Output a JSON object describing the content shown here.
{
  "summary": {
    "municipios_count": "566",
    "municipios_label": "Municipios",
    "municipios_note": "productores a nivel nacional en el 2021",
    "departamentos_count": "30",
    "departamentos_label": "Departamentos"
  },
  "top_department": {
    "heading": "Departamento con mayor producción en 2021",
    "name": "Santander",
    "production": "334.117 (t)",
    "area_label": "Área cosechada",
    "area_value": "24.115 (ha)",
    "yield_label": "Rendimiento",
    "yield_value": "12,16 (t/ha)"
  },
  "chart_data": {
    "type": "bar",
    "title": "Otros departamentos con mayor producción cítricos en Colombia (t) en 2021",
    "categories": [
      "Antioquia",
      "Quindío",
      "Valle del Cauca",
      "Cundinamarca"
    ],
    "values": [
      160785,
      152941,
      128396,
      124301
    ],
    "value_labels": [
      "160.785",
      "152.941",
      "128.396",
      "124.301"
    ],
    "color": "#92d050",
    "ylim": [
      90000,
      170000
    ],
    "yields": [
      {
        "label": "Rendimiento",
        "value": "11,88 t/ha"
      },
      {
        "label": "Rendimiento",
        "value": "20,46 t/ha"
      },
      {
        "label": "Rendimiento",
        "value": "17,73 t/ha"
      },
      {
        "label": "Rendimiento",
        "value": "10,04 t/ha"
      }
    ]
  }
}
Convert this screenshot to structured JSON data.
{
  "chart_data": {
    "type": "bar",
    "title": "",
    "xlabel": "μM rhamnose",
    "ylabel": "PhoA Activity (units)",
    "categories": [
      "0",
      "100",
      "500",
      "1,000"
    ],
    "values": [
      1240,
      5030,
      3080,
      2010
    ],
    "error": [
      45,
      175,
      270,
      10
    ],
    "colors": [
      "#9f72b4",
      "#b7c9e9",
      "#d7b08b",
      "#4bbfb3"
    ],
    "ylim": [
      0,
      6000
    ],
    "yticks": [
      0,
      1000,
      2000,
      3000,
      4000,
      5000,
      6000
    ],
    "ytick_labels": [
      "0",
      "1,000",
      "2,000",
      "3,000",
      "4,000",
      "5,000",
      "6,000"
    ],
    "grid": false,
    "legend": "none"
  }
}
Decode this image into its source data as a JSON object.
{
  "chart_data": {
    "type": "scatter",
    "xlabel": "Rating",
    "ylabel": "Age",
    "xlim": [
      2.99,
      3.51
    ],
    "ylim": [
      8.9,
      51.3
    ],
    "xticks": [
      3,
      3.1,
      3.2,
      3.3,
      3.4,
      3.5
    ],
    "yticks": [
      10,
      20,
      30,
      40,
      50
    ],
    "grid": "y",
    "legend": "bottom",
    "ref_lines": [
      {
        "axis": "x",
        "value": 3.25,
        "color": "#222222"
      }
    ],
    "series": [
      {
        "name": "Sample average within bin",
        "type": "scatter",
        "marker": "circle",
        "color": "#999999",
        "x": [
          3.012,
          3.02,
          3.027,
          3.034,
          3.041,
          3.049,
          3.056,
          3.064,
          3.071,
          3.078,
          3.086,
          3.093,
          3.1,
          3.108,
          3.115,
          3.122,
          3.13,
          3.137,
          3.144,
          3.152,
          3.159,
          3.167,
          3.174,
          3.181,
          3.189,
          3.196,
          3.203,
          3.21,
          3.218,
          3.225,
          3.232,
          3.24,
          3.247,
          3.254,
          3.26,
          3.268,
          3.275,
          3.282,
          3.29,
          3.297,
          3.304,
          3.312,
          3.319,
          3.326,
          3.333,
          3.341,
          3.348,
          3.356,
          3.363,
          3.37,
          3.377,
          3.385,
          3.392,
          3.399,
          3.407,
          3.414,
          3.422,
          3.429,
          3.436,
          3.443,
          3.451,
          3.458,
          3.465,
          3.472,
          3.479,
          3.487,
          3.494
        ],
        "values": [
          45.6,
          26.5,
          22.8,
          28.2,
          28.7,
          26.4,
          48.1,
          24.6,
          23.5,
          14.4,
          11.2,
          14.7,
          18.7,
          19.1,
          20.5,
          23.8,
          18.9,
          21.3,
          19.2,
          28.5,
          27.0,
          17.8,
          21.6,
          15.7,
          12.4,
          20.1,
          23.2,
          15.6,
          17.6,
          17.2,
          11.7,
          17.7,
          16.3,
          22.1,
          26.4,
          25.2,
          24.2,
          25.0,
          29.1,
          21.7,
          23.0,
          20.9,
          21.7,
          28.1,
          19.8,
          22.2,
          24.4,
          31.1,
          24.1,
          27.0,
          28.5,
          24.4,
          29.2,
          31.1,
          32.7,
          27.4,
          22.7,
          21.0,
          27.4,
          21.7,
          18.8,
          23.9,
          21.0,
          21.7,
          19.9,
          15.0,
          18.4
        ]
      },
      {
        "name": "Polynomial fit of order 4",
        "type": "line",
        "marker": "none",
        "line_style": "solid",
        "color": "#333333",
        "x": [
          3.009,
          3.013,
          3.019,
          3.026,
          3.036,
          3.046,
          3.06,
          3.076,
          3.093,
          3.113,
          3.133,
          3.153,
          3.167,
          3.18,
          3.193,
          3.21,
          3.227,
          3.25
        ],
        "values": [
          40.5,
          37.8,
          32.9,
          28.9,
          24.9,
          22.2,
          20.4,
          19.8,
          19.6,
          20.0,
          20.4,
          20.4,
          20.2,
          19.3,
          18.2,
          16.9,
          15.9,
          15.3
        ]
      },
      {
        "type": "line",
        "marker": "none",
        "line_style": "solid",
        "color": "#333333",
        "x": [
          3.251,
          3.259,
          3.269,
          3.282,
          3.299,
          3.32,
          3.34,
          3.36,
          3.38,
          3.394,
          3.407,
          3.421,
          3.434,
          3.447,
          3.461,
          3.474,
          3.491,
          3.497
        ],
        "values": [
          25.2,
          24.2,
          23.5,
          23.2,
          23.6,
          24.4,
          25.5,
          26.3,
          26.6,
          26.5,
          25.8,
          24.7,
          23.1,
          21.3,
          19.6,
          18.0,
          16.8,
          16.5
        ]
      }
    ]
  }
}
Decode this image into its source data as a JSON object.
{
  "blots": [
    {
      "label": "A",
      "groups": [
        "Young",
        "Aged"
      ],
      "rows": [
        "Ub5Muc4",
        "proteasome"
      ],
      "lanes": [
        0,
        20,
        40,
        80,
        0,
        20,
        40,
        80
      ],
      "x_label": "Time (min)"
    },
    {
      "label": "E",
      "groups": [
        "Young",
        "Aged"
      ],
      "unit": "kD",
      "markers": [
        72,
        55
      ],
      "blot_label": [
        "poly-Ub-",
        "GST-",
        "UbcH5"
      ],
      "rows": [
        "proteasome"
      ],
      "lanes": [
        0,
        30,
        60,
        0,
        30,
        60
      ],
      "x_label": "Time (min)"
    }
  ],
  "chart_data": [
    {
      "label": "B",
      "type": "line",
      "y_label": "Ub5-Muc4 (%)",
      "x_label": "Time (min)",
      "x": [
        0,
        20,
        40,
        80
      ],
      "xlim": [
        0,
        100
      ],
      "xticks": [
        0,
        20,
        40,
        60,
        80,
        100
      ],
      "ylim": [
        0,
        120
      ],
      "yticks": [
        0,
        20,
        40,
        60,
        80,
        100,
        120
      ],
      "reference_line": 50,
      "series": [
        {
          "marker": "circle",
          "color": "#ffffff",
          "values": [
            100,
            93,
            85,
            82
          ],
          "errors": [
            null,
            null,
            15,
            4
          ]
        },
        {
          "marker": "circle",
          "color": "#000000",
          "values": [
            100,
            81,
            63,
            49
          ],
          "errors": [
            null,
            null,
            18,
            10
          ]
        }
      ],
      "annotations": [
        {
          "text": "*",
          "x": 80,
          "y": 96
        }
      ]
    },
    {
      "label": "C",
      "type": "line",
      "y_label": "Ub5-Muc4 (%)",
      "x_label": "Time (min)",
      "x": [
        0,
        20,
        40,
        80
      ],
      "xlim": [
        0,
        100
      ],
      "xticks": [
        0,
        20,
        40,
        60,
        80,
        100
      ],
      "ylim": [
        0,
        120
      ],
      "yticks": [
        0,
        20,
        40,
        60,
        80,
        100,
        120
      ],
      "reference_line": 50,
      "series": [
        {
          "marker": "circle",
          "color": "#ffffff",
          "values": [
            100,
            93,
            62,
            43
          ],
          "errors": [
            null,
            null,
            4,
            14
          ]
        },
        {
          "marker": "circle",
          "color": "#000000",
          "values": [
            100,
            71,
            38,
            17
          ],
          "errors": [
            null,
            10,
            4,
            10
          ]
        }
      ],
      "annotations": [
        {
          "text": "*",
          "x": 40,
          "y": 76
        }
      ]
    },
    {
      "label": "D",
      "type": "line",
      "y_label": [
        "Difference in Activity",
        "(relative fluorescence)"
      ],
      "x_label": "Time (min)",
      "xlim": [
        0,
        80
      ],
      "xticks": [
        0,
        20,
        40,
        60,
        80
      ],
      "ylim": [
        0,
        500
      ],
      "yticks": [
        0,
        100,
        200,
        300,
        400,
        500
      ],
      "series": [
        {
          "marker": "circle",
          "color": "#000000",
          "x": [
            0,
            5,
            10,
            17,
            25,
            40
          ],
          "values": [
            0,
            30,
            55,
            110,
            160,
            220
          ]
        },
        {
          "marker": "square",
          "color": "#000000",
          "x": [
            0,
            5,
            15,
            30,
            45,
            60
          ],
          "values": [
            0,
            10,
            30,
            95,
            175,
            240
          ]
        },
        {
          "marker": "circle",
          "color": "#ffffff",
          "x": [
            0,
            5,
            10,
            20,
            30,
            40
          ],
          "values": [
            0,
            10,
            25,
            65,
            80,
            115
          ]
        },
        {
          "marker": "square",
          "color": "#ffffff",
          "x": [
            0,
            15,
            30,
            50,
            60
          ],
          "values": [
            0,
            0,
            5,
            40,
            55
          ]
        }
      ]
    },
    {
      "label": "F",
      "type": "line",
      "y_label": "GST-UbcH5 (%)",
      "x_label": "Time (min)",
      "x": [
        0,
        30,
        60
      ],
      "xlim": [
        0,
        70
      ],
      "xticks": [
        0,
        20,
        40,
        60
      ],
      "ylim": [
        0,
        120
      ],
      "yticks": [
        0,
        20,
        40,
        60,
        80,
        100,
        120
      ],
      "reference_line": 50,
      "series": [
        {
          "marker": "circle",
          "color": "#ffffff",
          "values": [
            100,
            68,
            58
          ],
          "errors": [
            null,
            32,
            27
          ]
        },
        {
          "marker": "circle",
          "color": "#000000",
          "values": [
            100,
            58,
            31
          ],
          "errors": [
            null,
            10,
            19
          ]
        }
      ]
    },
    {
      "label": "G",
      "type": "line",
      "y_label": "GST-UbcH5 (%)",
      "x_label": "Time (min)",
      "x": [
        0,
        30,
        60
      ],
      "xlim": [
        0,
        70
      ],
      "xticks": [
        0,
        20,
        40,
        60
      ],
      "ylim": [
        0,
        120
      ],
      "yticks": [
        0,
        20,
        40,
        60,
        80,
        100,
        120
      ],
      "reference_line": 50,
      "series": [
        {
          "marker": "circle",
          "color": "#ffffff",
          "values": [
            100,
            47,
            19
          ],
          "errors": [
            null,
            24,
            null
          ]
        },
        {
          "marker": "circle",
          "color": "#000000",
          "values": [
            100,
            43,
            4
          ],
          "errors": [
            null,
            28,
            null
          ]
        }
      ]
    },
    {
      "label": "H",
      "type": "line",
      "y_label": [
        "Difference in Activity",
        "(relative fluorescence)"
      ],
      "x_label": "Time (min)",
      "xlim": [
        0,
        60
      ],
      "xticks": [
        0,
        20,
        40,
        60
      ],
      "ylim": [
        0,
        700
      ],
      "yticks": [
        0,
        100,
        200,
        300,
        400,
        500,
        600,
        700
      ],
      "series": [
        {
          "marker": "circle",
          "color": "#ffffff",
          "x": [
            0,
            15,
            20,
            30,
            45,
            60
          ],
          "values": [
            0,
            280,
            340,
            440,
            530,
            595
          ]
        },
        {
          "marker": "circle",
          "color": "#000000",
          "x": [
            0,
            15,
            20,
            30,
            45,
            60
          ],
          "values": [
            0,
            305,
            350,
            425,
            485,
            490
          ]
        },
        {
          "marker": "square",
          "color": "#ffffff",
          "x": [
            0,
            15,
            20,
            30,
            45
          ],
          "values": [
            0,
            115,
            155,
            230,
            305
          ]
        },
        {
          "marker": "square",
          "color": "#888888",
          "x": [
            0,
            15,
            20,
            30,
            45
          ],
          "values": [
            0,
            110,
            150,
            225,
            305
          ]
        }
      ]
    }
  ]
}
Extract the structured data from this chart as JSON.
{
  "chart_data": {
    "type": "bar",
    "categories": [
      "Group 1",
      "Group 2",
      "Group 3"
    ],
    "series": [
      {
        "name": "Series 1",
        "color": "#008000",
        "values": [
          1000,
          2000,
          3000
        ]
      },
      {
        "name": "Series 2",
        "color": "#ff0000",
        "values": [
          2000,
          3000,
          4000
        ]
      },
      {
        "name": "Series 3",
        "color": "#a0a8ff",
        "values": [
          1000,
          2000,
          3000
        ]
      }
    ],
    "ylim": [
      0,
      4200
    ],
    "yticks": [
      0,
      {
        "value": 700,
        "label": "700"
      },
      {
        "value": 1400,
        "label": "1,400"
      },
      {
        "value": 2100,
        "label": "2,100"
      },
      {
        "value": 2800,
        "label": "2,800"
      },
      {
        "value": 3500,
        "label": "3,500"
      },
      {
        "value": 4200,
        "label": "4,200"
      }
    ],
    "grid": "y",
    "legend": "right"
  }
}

══════════

* CHALLENGE *
Select all lines with the word "title" from the entries above.

* RESPONSE *
    "title": "Otros departamentos con mayor producción cítricos en Colombia (t) en 2021",
    "title": "",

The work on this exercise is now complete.